**DATA SHOWN:**

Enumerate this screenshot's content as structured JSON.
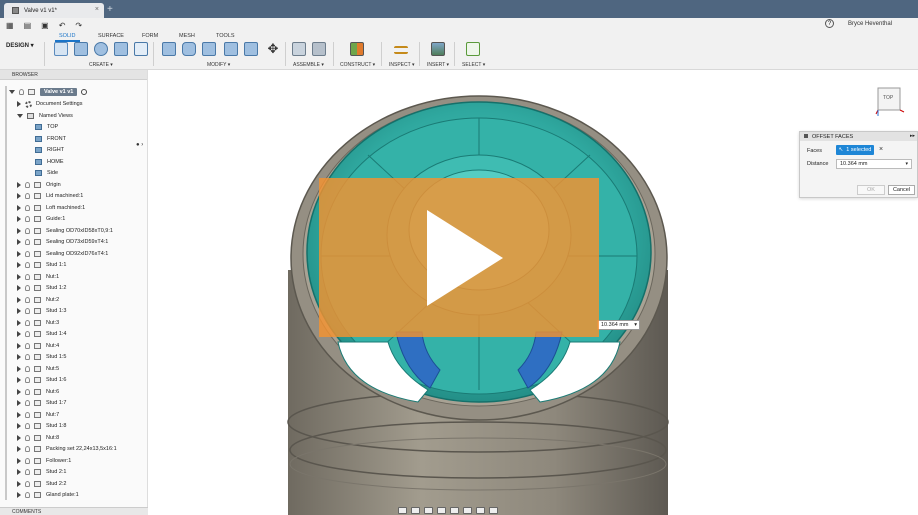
{
  "window": {
    "tab_title": "Valve v1 v1*",
    "user_name": "Bryce Heventhal",
    "help_glyph": "?"
  },
  "toolbar": {
    "workspace_label": "DESIGN ▾",
    "tabs": [
      {
        "label": "SOLID",
        "active": true
      },
      {
        "label": "SURFACE",
        "active": false
      },
      {
        "label": "FORM",
        "active": false
      },
      {
        "label": "MESH",
        "active": false
      },
      {
        "label": "TOOLS",
        "active": false
      }
    ],
    "groups": [
      {
        "label": "CREATE ▾"
      },
      {
        "label": "MODIFY ▾"
      },
      {
        "label": "ASSEMBLE ▾"
      },
      {
        "label": "CONSTRUCT ▾"
      },
      {
        "label": "INSPECT ▾"
      },
      {
        "label": "INSERT ▾"
      },
      {
        "label": "SELECT ▾"
      }
    ]
  },
  "browser": {
    "title": "BROWSER",
    "root": "Valve v1 v1",
    "items": [
      {
        "label": "Document Settings",
        "kind": "settings"
      },
      {
        "label": "Named Views",
        "kind": "folder"
      },
      {
        "label": "TOP",
        "kind": "view"
      },
      {
        "label": "FRONT",
        "kind": "view"
      },
      {
        "label": "RIGHT",
        "kind": "view"
      },
      {
        "label": "HOME",
        "kind": "view"
      },
      {
        "label": "Side",
        "kind": "view"
      },
      {
        "label": "Origin",
        "kind": "comp"
      },
      {
        "label": "Lid machined:1",
        "kind": "comp"
      },
      {
        "label": "Loft machined:1",
        "kind": "comp"
      },
      {
        "label": "Guide:1",
        "kind": "comp"
      },
      {
        "label": "Sealing OD70xID58xT0,9:1",
        "kind": "comp"
      },
      {
        "label": "Sealing OD73xID59xT4:1",
        "kind": "comp"
      },
      {
        "label": "Sealing OD92xID76xT4:1",
        "kind": "comp"
      },
      {
        "label": "Stud 1:1",
        "kind": "comp"
      },
      {
        "label": "Nut:1",
        "kind": "comp"
      },
      {
        "label": "Stud 1:2",
        "kind": "comp"
      },
      {
        "label": "Nut:2",
        "kind": "comp"
      },
      {
        "label": "Stud 1:3",
        "kind": "comp"
      },
      {
        "label": "Nut:3",
        "kind": "comp"
      },
      {
        "label": "Stud 1:4",
        "kind": "comp"
      },
      {
        "label": "Nut:4",
        "kind": "comp"
      },
      {
        "label": "Stud 1:5",
        "kind": "comp"
      },
      {
        "label": "Nut:5",
        "kind": "comp"
      },
      {
        "label": "Stud 1:6",
        "kind": "comp"
      },
      {
        "label": "Nut:6",
        "kind": "comp"
      },
      {
        "label": "Stud 1:7",
        "kind": "comp"
      },
      {
        "label": "Nut:7",
        "kind": "comp"
      },
      {
        "label": "Stud 1:8",
        "kind": "comp"
      },
      {
        "label": "Nut:8",
        "kind": "comp"
      },
      {
        "label": "Packing set 22,24x13,5x16:1",
        "kind": "comp"
      },
      {
        "label": "Follower:1",
        "kind": "comp"
      },
      {
        "label": "Stud 2:1",
        "kind": "comp"
      },
      {
        "label": "Stud 2:2",
        "kind": "comp"
      },
      {
        "label": "Gland plate:1",
        "kind": "comp"
      }
    ]
  },
  "comments": {
    "title": "COMMENTS"
  },
  "dialog": {
    "title": "OFFSET FACES",
    "faces_label": "Faces",
    "faces_value": "1 selected",
    "distance_label": "Distance",
    "distance_value": "10.364 mm",
    "ok_label": "OK",
    "cancel_label": "Cancel"
  },
  "viewport": {
    "dimension_label": "10.364 mm",
    "viewcube_label": "TOP"
  },
  "colors": {
    "tab_strip": "#4f6680",
    "accent": "#1a74c8",
    "part_teal": "#3ab5ad",
    "part_gray": "#8c877b",
    "selected_face": "#2f6fc2",
    "play_overlay": "#f49230"
  }
}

**WHAT YOU ARE ASKED TO DO:**
Every line above should be returned exactly; the pictures stay out.

**RESULT:**
Enumerate this screenshot's content as structured JSON.
{
  "window": {
    "tab_title": "Valve v1 v1*",
    "user_name": "Bryce Heventhal",
    "help_glyph": "?"
  },
  "toolbar": {
    "workspace_label": "DESIGN ▾",
    "tabs": [
      {
        "label": "SOLID",
        "active": true
      },
      {
        "label": "SURFACE",
        "active": false
      },
      {
        "label": "FORM",
        "active": false
      },
      {
        "label": "MESH",
        "active": false
      },
      {
        "label": "TOOLS",
        "active": false
      }
    ],
    "groups": [
      {
        "label": "CREATE ▾"
      },
      {
        "label": "MODIFY ▾"
      },
      {
        "label": "ASSEMBLE ▾"
      },
      {
        "label": "CONSTRUCT ▾"
      },
      {
        "label": "INSPECT ▾"
      },
      {
        "label": "INSERT ▾"
      },
      {
        "label": "SELECT ▾"
      }
    ]
  },
  "browser": {
    "title": "BROWSER",
    "root": "Valve v1 v1",
    "items": [
      {
        "label": "Document Settings",
        "kind": "settings"
      },
      {
        "label": "Named Views",
        "kind": "folder"
      },
      {
        "label": "TOP",
        "kind": "view"
      },
      {
        "label": "FRONT",
        "kind": "view"
      },
      {
        "label": "RIGHT",
        "kind": "view"
      },
      {
        "label": "HOME",
        "kind": "view"
      },
      {
        "label": "Side",
        "kind": "view"
      },
      {
        "label": "Origin",
        "kind": "comp"
      },
      {
        "label": "Lid machined:1",
        "kind": "comp"
      },
      {
        "label": "Loft machined:1",
        "kind": "comp"
      },
      {
        "label": "Guide:1",
        "kind": "comp"
      },
      {
        "label": "Sealing OD70xID58xT0,9:1",
        "kind": "comp"
      },
      {
        "label": "Sealing OD73xID59xT4:1",
        "kind": "comp"
      },
      {
        "label": "Sealing OD92xID76xT4:1",
        "kind": "comp"
      },
      {
        "label": "Stud 1:1",
        "kind": "comp"
      },
      {
        "label": "Nut:1",
        "kind": "comp"
      },
      {
        "label": "Stud 1:2",
        "kind": "comp"
      },
      {
        "label": "Nut:2",
        "kind": "comp"
      },
      {
        "label": "Stud 1:3",
        "kind": "comp"
      },
      {
        "label": "Nut:3",
        "kind": "comp"
      },
      {
        "label": "Stud 1:4",
        "kind": "comp"
      },
      {
        "label": "Nut:4",
        "kind": "comp"
      },
      {
        "label": "Stud 1:5",
        "kind": "comp"
      },
      {
        "label": "Nut:5",
        "kind": "comp"
      },
      {
        "label": "Stud 1:6",
        "kind": "comp"
      },
      {
        "label": "Nut:6",
        "kind": "comp"
      },
      {
        "label": "Stud 1:7",
        "kind": "comp"
      },
      {
        "label": "Nut:7",
        "kind": "comp"
      },
      {
        "label": "Stud 1:8",
        "kind": "comp"
      },
      {
        "label": "Nut:8",
        "kind": "comp"
      },
      {
        "label": "Packing set 22,24x13,5x16:1",
        "kind": "comp"
      },
      {
        "label": "Follower:1",
        "kind": "comp"
      },
      {
        "label": "Stud 2:1",
        "kind": "comp"
      },
      {
        "label": "Stud 2:2",
        "kind": "comp"
      },
      {
        "label": "Gland plate:1",
        "kind": "comp"
      }
    ]
  },
  "comments": {
    "title": "COMMENTS"
  },
  "dialog": {
    "title": "OFFSET FACES",
    "faces_label": "Faces",
    "faces_value": "1 selected",
    "distance_label": "Distance",
    "distance_value": "10.364 mm",
    "ok_label": "OK",
    "cancel_label": "Cancel"
  },
  "viewport": {
    "dimension_label": "10.364 mm",
    "viewcube_label": "TOP"
  },
  "colors": {
    "tab_strip": "#4f6680",
    "accent": "#1a74c8",
    "part_teal": "#3ab5ad",
    "part_gray": "#8c877b",
    "selected_face": "#2f6fc2",
    "play_overlay": "#f49230"
  }
}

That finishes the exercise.